--- START Exercise material ---

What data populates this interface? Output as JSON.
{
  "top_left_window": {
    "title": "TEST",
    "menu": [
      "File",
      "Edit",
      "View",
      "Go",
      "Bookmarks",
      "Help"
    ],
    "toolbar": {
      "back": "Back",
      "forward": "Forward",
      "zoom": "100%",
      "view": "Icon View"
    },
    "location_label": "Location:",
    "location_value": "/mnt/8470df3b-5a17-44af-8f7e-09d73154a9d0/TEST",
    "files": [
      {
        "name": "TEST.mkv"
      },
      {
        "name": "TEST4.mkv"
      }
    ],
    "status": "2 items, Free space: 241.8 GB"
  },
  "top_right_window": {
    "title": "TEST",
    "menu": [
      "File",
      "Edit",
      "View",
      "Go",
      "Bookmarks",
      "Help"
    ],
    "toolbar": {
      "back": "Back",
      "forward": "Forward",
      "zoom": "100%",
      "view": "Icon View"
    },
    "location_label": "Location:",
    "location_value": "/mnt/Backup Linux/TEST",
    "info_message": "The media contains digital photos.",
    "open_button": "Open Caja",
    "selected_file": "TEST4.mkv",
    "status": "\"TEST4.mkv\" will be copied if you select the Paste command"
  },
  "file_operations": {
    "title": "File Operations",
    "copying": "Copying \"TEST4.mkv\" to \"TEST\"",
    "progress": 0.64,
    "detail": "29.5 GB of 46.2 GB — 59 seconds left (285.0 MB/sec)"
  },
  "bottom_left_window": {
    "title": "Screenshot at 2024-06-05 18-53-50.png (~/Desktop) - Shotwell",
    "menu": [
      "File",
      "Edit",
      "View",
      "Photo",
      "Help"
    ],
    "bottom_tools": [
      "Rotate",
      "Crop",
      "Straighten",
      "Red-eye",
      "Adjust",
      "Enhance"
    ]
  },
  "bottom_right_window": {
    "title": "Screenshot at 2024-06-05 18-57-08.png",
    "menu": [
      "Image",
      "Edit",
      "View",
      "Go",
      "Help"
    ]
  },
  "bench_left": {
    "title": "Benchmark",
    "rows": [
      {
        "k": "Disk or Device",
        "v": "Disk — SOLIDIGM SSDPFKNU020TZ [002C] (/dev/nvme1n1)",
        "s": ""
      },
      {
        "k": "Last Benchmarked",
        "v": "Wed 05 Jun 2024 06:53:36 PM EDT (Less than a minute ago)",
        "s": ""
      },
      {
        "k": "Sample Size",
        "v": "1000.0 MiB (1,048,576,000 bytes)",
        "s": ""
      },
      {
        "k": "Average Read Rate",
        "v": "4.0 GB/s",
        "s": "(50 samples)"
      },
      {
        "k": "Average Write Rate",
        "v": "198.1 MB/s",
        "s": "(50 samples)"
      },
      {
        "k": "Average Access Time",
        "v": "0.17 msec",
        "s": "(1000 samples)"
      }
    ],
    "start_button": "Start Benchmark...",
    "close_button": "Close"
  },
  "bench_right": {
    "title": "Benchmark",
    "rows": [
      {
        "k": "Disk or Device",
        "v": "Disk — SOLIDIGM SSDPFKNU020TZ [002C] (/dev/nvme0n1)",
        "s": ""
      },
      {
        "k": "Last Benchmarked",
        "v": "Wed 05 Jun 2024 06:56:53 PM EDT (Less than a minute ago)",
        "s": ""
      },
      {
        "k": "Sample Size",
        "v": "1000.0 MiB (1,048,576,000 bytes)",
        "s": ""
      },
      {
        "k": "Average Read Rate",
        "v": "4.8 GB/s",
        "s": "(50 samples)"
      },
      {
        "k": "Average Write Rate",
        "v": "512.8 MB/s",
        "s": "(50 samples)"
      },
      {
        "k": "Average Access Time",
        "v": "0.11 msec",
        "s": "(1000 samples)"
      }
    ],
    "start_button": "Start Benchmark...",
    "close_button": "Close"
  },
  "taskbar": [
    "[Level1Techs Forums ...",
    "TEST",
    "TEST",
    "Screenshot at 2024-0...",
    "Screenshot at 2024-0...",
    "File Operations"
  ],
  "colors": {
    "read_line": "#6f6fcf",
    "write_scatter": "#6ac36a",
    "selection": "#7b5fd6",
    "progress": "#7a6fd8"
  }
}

--- END Exercise material ---

* [What you have to do] Set down the entries verbatim, leaving none out.

* [Task output]
What data populates this interface? Output as JSON.
{
  "top_left_window": {
    "title": "TEST",
    "menu": [
      "File",
      "Edit",
      "View",
      "Go",
      "Bookmarks",
      "Help"
    ],
    "toolbar": {
      "back": "Back",
      "forward": "Forward",
      "zoom": "100%",
      "view": "Icon View"
    },
    "location_label": "Location:",
    "location_value": "/mnt/8470df3b-5a17-44af-8f7e-09d73154a9d0/TEST",
    "files": [
      {
        "name": "TEST.mkv"
      },
      {
        "name": "TEST4.mkv"
      }
    ],
    "status": "2 items, Free space: 241.8 GB"
  },
  "top_right_window": {
    "title": "TEST",
    "menu": [
      "File",
      "Edit",
      "View",
      "Go",
      "Bookmarks",
      "Help"
    ],
    "toolbar": {
      "back": "Back",
      "forward": "Forward",
      "zoom": "100%",
      "view": "Icon View"
    },
    "location_label": "Location:",
    "location_value": "/mnt/Backup Linux/TEST",
    "info_message": "The media contains digital photos.",
    "open_button": "Open Caja",
    "selected_file": "TEST4.mkv",
    "status": "\"TEST4.mkv\" will be copied if you select the Paste command"
  },
  "file_operations": {
    "title": "File Operations",
    "copying": "Copying \"TEST4.mkv\" to \"TEST\"",
    "progress": 0.64,
    "detail": "29.5 GB of 46.2 GB — 59 seconds left (285.0 MB/sec)"
  },
  "bottom_left_window": {
    "title": "Screenshot at 2024-06-05 18-53-50.png (~/Desktop) - Shotwell",
    "menu": [
      "File",
      "Edit",
      "View",
      "Photo",
      "Help"
    ],
    "bottom_tools": [
      "Rotate",
      "Crop",
      "Straighten",
      "Red-eye",
      "Adjust",
      "Enhance"
    ]
  },
  "bottom_right_window": {
    "title": "Screenshot at 2024-06-05 18-57-08.png",
    "menu": [
      "Image",
      "Edit",
      "View",
      "Go",
      "Help"
    ]
  },
  "bench_left": {
    "title": "Benchmark",
    "rows": [
      {
        "k": "Disk or Device",
        "v": "Disk — SOLIDIGM SSDPFKNU020TZ [002C] (/dev/nvme1n1)",
        "s": ""
      },
      {
        "k": "Last Benchmarked",
        "v": "Wed 05 Jun 2024 06:53:36 PM EDT (Less than a minute ago)",
        "s": ""
      },
      {
        "k": "Sample Size",
        "v": "1000.0 MiB (1,048,576,000 bytes)",
        "s": ""
      },
      {
        "k": "Average Read Rate",
        "v": "4.0 GB/s",
        "s": "(50 samples)"
      },
      {
        "k": "Average Write Rate",
        "v": "198.1 MB/s",
        "s": "(50 samples)"
      },
      {
        "k": "Average Access Time",
        "v": "0.17 msec",
        "s": "(1000 samples)"
      }
    ],
    "start_button": "Start Benchmark...",
    "close_button": "Close"
  },
  "bench_right": {
    "title": "Benchmark",
    "rows": [
      {
        "k": "Disk or Device",
        "v": "Disk — SOLIDIGM SSDPFKNU020TZ [002C] (/dev/nvme0n1)",
        "s": ""
      },
      {
        "k": "Last Benchmarked",
        "v": "Wed 05 Jun 2024 06:56:53 PM EDT (Less than a minute ago)",
        "s": ""
      },
      {
        "k": "Sample Size",
        "v": "1000.0 MiB (1,048,576,000 bytes)",
        "s": ""
      },
      {
        "k": "Average Read Rate",
        "v": "4.8 GB/s",
        "s": "(50 samples)"
      },
      {
        "k": "Average Write Rate",
        "v": "512.8 MB/s",
        "s": "(50 samples)"
      },
      {
        "k": "Average Access Time",
        "v": "0.11 msec",
        "s": "(1000 samples)"
      }
    ],
    "start_button": "Start Benchmark...",
    "close_button": "Close"
  },
  "taskbar": [
    "[Level1Techs Forums ...",
    "TEST",
    "TEST",
    "Screenshot at 2024-0...",
    "Screenshot at 2024-0...",
    "File Operations"
  ],
  "colors": {
    "read_line": "#6f6fcf",
    "write_scatter": "#6ac36a",
    "selection": "#7b5fd6",
    "progress": "#7a6fd8"
  }
}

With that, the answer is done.